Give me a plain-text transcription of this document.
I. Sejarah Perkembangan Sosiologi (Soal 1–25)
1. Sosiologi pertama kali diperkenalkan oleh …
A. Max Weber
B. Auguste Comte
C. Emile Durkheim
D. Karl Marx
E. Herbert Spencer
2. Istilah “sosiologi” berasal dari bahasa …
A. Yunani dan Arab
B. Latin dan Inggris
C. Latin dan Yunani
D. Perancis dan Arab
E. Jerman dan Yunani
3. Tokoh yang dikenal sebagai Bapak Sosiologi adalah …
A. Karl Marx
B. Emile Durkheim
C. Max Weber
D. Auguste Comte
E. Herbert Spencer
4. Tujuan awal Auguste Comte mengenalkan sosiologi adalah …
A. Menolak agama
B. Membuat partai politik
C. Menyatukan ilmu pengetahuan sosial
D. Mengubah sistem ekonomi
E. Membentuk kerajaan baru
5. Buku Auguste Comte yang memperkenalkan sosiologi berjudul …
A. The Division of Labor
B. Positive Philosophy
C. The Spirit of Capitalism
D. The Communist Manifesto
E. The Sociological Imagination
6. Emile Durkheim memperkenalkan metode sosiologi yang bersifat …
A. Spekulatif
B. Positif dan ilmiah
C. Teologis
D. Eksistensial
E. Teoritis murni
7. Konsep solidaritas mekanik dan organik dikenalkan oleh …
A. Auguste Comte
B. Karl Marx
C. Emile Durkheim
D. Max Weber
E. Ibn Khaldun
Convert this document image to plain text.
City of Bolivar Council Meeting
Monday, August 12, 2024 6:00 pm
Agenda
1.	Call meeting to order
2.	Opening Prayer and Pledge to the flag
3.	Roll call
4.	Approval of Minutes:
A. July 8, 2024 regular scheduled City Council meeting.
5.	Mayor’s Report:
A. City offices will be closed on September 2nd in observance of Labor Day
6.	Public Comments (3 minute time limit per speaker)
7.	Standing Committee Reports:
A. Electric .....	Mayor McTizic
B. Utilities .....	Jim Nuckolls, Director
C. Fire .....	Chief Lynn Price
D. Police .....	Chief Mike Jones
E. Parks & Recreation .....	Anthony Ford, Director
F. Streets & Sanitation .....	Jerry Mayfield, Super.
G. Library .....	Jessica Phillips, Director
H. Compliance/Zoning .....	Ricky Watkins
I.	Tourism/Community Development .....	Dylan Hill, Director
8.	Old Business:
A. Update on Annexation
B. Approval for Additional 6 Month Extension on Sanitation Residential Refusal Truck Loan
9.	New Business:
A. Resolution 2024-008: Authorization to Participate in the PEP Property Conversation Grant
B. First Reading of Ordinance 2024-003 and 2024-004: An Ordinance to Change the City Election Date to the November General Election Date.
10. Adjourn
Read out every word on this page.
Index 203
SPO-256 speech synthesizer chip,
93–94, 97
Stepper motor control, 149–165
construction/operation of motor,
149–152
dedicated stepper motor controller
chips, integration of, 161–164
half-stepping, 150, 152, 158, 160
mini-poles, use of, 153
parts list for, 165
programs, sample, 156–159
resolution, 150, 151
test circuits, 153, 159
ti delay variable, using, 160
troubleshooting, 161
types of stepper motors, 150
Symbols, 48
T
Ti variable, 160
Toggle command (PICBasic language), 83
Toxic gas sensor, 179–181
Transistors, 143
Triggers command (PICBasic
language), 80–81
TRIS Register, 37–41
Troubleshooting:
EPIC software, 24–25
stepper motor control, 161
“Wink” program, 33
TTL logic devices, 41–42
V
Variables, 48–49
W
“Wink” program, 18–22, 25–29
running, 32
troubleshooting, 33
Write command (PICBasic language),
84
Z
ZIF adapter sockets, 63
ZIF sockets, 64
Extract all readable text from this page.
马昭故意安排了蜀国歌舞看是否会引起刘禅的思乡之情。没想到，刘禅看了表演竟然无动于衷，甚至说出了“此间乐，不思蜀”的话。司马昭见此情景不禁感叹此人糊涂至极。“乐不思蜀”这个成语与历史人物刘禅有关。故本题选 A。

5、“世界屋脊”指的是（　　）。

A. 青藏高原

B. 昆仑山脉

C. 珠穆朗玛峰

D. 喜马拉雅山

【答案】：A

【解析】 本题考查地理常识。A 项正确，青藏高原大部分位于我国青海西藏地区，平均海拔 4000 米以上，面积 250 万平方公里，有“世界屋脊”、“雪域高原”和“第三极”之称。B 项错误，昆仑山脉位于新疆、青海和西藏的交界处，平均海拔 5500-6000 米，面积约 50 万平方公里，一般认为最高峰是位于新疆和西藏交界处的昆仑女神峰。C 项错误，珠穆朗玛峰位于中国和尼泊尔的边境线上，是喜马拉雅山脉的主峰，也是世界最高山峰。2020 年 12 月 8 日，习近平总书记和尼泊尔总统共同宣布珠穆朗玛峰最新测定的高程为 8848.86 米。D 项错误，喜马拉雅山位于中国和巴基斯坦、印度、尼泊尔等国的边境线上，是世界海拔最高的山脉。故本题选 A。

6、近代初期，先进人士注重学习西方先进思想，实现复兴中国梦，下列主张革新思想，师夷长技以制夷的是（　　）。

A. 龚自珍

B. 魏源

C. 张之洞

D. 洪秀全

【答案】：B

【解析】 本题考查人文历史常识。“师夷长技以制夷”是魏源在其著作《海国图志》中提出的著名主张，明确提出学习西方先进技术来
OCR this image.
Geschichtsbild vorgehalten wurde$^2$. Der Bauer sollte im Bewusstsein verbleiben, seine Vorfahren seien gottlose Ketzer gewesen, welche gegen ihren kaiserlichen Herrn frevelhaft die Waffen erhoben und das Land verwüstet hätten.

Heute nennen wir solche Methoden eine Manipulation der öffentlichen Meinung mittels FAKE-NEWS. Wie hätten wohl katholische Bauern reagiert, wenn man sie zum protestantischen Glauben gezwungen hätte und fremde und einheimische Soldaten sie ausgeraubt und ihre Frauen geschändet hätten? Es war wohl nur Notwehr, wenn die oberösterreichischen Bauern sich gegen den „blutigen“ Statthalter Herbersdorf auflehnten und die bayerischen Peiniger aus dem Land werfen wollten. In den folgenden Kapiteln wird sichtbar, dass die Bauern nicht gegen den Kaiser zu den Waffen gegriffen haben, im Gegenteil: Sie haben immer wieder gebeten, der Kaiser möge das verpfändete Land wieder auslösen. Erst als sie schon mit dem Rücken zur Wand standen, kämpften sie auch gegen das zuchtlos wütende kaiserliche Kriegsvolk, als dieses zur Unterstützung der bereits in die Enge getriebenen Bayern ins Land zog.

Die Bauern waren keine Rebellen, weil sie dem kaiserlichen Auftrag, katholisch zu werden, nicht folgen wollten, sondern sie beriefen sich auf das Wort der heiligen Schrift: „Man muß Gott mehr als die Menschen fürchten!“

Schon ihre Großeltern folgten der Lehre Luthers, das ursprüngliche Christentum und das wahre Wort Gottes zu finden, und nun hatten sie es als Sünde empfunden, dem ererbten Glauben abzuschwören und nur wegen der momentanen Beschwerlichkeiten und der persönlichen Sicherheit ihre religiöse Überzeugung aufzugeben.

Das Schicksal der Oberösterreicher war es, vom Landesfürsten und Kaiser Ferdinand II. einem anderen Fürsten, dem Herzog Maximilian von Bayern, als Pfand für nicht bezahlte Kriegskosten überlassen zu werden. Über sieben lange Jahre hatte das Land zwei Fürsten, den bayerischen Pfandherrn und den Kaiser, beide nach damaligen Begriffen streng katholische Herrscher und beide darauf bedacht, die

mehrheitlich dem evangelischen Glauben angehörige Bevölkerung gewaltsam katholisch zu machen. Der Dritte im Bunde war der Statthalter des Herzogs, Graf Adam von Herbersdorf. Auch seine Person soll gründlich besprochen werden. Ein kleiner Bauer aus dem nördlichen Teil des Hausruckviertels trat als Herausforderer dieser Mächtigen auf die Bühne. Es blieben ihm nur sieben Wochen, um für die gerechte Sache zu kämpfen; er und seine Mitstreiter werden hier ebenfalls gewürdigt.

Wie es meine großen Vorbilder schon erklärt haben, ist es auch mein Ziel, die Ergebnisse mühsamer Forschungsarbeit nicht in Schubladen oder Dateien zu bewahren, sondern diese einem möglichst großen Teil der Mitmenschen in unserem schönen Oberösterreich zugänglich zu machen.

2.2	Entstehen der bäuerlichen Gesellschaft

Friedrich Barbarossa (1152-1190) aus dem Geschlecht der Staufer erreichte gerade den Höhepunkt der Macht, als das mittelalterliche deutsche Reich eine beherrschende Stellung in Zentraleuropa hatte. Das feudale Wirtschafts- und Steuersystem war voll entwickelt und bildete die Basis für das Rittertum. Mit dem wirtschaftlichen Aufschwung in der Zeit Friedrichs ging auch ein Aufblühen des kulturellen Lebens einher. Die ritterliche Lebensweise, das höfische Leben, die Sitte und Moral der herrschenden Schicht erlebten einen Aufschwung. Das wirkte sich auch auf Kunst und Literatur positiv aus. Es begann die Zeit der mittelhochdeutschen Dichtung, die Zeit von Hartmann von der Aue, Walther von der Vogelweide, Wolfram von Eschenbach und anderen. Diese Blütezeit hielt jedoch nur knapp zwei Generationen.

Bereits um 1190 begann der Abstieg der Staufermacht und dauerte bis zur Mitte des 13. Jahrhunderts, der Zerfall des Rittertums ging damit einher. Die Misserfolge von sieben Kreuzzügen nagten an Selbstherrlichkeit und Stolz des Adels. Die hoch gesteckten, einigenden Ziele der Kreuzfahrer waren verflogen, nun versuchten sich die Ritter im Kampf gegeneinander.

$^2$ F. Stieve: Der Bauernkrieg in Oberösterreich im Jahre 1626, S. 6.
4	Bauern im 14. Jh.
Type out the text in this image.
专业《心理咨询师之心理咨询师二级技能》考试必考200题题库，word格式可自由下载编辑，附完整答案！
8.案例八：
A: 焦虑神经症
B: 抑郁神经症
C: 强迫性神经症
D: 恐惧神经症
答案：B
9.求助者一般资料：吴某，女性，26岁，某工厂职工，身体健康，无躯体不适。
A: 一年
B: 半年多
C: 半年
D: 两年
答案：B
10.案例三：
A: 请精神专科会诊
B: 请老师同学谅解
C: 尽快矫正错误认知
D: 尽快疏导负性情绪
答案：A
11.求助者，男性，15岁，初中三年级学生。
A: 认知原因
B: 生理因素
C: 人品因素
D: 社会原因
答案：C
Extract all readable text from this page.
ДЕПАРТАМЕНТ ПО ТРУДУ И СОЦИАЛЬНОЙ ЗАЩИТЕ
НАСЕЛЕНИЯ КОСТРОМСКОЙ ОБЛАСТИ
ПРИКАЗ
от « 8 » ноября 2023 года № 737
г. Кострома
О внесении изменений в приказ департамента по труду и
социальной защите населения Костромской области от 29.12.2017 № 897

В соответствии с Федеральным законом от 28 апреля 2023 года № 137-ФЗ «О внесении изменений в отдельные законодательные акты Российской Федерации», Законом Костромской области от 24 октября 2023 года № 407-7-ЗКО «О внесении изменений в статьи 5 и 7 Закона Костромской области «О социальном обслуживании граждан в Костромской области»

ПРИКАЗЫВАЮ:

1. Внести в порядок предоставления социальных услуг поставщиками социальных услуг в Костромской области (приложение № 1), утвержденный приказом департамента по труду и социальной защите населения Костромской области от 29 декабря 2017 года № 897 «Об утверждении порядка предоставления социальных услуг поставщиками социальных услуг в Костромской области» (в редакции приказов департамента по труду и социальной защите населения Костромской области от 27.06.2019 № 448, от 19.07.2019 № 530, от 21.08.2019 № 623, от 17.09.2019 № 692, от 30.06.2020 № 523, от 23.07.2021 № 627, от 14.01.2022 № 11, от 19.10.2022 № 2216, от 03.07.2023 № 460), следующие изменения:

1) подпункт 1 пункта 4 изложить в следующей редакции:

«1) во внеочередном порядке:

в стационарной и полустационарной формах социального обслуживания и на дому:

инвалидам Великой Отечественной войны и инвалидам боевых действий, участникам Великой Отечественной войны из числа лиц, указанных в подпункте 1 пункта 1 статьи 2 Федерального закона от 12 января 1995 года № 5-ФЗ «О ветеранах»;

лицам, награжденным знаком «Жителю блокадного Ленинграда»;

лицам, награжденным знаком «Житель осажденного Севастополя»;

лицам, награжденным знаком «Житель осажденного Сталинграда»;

__________

[Task objective] Every line in the data above that contains "故本题选" needs to be copied.

[Final result]
马昭故意安排了蜀国歌舞看是否会引起刘禅的思乡之情。没想到，刘禅看了表演竟然无动于衷，甚至说出了“此间乐，不思蜀”的话。司马昭见此情景不禁感叹此人糊涂至极。“乐不思蜀”这个成语与历史人物刘禅有关。故本题选 A。
【解析】 本题考查地理常识。A 项正确，青藏高原大部分位于我国青海西藏地区，平均海拔 4000 米以上，面积 250 万平方公里，有“世界屋脊”、“雪域高原”和“第三极”之称。B 项错误，昆仑山脉位于新疆、青海和西藏的交界处，平均海拔 5500-6000 米，面积约 50 万平方公里，一般认为最高峰是位于新疆和西藏交界处的昆仑女神峰。C 项错误，珠穆朗玛峰位于中国和尼泊尔的边境线上，是喜马拉雅山脉的主峰，也是世界最高山峰。2020 年 12 月 8 日，习近平总书记和尼泊尔总统共同宣布珠穆朗玛峰最新测定的高程为 8848.86 米。D 项错误，喜马拉雅山位于中国和巴基斯坦、印度、尼泊尔等国的边境线上，是世界海拔最高的山脉。故本题选 A。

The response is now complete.